* **Direction**:
Below are the records; locate each line with the word "this" and copy it.

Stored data
--- Begin ---

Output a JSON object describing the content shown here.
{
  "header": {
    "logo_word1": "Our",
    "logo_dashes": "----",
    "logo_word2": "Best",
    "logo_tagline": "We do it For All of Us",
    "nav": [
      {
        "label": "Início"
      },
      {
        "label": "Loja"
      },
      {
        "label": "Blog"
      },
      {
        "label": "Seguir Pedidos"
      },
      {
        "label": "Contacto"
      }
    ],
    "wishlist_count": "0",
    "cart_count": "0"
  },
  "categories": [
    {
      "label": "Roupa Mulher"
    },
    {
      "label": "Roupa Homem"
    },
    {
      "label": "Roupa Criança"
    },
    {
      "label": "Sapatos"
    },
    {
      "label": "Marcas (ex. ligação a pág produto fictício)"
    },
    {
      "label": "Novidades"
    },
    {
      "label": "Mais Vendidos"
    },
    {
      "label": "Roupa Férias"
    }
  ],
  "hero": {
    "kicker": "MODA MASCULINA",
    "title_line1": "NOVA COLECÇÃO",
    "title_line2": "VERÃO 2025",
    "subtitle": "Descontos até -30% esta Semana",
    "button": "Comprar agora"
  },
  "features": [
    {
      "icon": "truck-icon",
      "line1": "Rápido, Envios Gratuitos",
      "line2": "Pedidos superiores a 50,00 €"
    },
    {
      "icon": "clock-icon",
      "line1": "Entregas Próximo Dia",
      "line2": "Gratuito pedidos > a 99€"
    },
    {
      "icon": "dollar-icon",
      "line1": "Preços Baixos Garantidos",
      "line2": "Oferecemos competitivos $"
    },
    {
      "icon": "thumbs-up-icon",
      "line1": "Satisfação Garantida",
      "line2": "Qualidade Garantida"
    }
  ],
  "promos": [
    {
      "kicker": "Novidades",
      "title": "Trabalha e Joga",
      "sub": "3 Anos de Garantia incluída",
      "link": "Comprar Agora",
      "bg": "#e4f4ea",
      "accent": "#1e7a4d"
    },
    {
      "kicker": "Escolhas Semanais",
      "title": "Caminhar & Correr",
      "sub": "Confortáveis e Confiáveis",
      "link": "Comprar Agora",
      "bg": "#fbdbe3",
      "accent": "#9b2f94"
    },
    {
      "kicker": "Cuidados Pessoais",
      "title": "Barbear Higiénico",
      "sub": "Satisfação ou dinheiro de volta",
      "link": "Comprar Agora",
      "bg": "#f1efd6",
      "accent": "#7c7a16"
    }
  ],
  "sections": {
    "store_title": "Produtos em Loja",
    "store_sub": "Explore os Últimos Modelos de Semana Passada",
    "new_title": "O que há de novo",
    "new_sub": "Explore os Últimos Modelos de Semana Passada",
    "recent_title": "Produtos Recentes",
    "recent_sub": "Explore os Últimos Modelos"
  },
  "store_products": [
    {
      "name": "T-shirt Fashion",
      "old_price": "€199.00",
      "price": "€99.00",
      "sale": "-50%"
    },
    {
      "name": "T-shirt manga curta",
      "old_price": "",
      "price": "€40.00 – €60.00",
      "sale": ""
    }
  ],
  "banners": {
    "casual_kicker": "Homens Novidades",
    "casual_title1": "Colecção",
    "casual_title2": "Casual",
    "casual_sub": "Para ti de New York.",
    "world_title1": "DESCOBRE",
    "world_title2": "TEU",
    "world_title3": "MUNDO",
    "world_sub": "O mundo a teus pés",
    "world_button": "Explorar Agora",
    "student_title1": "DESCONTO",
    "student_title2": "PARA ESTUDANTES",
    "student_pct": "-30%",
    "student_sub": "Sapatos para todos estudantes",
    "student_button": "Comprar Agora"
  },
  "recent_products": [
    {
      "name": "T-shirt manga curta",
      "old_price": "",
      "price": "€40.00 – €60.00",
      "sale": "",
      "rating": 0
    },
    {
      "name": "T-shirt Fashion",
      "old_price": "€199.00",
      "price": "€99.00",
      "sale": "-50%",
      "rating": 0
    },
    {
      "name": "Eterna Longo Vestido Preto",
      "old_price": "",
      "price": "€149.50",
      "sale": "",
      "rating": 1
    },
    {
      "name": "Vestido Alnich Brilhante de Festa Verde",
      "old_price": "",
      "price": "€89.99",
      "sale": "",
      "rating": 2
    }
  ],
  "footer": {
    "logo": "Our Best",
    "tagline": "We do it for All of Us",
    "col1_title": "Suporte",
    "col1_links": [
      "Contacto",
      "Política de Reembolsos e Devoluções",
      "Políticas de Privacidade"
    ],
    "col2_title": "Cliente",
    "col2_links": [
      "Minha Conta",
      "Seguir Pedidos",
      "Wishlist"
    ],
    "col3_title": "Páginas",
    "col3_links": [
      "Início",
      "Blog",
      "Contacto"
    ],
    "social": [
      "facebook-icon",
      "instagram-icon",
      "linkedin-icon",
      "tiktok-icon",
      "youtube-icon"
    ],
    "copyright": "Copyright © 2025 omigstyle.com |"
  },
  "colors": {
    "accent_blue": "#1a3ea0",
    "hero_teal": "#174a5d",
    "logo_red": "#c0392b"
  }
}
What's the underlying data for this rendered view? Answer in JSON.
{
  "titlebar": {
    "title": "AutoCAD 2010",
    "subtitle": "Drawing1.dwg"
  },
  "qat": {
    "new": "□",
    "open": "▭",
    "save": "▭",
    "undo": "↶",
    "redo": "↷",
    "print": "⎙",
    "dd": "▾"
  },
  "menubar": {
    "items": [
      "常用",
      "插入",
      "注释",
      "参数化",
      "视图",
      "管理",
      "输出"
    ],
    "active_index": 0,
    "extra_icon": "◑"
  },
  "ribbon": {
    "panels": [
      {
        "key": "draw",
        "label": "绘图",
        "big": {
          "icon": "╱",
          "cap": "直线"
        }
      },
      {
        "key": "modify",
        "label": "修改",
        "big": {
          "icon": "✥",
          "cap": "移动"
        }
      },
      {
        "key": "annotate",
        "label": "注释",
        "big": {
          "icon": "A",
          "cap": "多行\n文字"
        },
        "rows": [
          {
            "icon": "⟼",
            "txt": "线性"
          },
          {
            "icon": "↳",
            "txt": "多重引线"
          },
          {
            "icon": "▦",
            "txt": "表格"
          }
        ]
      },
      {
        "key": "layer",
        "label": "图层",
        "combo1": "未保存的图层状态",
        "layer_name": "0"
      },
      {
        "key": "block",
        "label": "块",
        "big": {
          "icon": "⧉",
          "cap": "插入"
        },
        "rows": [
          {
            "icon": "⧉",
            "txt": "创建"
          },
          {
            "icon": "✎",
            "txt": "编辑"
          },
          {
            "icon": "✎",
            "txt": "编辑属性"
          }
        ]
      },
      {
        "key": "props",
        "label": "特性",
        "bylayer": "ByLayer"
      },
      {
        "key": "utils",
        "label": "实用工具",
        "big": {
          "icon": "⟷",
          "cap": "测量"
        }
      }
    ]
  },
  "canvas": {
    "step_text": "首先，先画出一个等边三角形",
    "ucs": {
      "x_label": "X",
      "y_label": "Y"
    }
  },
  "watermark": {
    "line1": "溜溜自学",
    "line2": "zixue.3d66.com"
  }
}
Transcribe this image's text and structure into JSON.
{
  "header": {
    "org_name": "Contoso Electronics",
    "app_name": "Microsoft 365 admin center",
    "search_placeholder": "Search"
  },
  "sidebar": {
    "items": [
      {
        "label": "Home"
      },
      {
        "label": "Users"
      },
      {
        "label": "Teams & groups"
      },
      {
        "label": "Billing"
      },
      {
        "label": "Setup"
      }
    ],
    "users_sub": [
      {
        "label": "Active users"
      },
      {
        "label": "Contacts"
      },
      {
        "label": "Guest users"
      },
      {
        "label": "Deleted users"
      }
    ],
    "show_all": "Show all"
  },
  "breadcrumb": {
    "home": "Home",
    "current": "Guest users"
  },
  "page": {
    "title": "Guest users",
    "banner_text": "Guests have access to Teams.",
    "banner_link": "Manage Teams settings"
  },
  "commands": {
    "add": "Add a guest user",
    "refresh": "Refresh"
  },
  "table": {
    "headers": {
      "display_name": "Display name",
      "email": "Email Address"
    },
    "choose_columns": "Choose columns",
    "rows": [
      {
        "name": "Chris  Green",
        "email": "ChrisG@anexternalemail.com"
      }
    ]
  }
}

--- End ---

* **Expected answer**:
What's the underlying data for this rendered view? Answer in JSON.
Transcribe this image's text and structure into JSON.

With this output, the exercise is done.